┌─ DATA IN THIS EXERCISE

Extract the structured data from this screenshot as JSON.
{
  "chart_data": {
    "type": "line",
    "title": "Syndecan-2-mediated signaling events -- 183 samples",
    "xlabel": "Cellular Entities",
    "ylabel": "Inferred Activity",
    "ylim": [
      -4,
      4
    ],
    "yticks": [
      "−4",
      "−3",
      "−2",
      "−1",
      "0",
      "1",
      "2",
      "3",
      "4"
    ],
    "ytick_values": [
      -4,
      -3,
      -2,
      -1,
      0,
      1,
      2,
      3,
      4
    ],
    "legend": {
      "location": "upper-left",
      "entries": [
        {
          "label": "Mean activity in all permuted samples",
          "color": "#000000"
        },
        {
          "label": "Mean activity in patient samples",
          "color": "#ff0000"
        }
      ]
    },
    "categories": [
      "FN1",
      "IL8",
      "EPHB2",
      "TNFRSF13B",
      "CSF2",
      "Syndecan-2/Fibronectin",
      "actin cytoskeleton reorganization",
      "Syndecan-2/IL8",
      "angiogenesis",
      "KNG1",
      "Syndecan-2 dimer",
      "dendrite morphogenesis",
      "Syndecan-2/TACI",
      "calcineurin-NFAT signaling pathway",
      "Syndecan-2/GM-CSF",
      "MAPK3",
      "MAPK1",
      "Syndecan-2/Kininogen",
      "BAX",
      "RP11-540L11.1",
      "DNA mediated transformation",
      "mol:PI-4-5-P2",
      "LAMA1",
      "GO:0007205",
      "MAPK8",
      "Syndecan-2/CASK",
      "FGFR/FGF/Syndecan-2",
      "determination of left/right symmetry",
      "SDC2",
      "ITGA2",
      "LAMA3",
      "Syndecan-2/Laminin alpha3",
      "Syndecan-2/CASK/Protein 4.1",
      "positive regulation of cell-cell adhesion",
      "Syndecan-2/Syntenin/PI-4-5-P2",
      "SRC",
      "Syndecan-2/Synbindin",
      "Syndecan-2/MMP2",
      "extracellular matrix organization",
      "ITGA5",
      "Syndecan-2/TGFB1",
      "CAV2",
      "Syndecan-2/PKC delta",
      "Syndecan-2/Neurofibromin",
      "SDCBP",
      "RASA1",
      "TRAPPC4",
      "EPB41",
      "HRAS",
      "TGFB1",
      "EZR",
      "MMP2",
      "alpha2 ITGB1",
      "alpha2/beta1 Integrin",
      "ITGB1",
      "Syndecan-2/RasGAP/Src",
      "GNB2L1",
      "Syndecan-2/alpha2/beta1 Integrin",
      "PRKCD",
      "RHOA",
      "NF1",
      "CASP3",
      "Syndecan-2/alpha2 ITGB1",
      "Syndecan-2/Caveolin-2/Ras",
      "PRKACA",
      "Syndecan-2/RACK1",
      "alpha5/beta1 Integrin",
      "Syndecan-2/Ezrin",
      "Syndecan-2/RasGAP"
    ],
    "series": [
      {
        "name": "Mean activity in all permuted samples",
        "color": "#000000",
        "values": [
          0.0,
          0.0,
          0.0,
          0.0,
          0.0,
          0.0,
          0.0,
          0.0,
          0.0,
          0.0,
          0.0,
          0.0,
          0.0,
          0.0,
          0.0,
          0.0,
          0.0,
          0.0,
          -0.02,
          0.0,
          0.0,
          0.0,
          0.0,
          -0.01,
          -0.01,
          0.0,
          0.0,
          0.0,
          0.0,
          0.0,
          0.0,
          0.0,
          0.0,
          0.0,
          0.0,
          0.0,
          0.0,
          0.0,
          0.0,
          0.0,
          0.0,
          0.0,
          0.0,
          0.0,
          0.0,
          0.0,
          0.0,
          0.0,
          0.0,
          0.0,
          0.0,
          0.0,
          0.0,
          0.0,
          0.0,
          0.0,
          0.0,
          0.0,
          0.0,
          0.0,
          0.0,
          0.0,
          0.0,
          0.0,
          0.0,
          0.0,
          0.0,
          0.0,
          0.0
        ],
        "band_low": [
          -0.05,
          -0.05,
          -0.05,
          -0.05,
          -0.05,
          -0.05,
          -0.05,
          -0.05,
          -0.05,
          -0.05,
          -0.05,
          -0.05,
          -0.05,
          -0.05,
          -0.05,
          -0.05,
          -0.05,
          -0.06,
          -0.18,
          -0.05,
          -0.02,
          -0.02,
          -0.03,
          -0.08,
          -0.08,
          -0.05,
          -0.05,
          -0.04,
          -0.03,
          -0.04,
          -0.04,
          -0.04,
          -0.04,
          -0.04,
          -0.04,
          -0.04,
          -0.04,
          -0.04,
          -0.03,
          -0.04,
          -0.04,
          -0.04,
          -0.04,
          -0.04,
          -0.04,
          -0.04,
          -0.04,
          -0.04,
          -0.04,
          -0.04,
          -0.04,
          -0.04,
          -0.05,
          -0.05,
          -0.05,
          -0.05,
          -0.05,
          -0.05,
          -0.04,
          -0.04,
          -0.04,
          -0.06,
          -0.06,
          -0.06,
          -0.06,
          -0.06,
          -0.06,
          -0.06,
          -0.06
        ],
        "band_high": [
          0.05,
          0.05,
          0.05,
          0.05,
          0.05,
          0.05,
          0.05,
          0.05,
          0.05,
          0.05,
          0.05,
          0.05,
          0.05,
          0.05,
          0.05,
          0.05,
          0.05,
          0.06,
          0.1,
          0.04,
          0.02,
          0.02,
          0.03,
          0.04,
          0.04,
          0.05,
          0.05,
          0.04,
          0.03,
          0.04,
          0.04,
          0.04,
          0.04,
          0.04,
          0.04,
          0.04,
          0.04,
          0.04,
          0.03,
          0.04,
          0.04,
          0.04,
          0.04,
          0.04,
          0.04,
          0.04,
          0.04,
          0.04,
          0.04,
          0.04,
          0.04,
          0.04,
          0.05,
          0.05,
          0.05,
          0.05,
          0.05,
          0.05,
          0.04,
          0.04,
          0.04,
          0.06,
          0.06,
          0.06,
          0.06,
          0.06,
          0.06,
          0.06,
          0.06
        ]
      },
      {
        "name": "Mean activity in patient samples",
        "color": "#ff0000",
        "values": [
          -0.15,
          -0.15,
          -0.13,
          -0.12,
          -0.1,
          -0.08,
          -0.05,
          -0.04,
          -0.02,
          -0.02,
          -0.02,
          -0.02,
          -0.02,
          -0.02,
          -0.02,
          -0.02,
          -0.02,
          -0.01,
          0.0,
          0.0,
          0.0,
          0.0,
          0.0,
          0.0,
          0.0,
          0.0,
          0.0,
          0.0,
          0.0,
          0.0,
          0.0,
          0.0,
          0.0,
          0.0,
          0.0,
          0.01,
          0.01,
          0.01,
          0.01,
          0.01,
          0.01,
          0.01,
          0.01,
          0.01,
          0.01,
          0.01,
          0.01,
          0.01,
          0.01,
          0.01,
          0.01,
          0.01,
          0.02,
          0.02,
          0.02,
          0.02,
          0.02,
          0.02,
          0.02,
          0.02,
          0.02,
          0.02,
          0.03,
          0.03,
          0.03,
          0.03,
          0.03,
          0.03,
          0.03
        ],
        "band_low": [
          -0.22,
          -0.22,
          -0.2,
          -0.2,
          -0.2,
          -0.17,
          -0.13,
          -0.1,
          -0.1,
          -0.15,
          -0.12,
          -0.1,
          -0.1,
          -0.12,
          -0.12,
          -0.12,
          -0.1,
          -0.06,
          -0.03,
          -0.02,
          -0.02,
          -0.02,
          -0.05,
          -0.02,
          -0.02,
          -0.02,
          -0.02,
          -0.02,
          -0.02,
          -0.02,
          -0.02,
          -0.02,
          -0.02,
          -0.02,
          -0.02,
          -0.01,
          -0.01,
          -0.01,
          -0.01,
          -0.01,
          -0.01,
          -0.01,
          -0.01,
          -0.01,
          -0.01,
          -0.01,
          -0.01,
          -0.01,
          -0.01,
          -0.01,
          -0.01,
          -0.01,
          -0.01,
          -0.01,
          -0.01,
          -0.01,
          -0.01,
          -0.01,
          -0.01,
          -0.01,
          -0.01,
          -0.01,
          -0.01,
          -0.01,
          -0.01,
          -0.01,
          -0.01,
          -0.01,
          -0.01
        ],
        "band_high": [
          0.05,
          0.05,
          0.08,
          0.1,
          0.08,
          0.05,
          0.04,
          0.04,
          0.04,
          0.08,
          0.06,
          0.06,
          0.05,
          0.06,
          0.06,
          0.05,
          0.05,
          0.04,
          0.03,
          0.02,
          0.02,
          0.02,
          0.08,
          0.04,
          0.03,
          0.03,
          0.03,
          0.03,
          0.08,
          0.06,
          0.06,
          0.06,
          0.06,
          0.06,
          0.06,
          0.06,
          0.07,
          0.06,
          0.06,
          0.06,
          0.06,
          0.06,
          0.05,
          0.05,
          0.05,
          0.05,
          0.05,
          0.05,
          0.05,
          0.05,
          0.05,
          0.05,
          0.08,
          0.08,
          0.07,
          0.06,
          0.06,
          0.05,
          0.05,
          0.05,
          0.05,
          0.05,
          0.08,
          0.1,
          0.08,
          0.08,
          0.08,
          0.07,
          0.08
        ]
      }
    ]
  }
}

└─

= TO DO =
What must be returned is only the number of lines in the records that hold the word "name".

= TASK RESPONSE =
2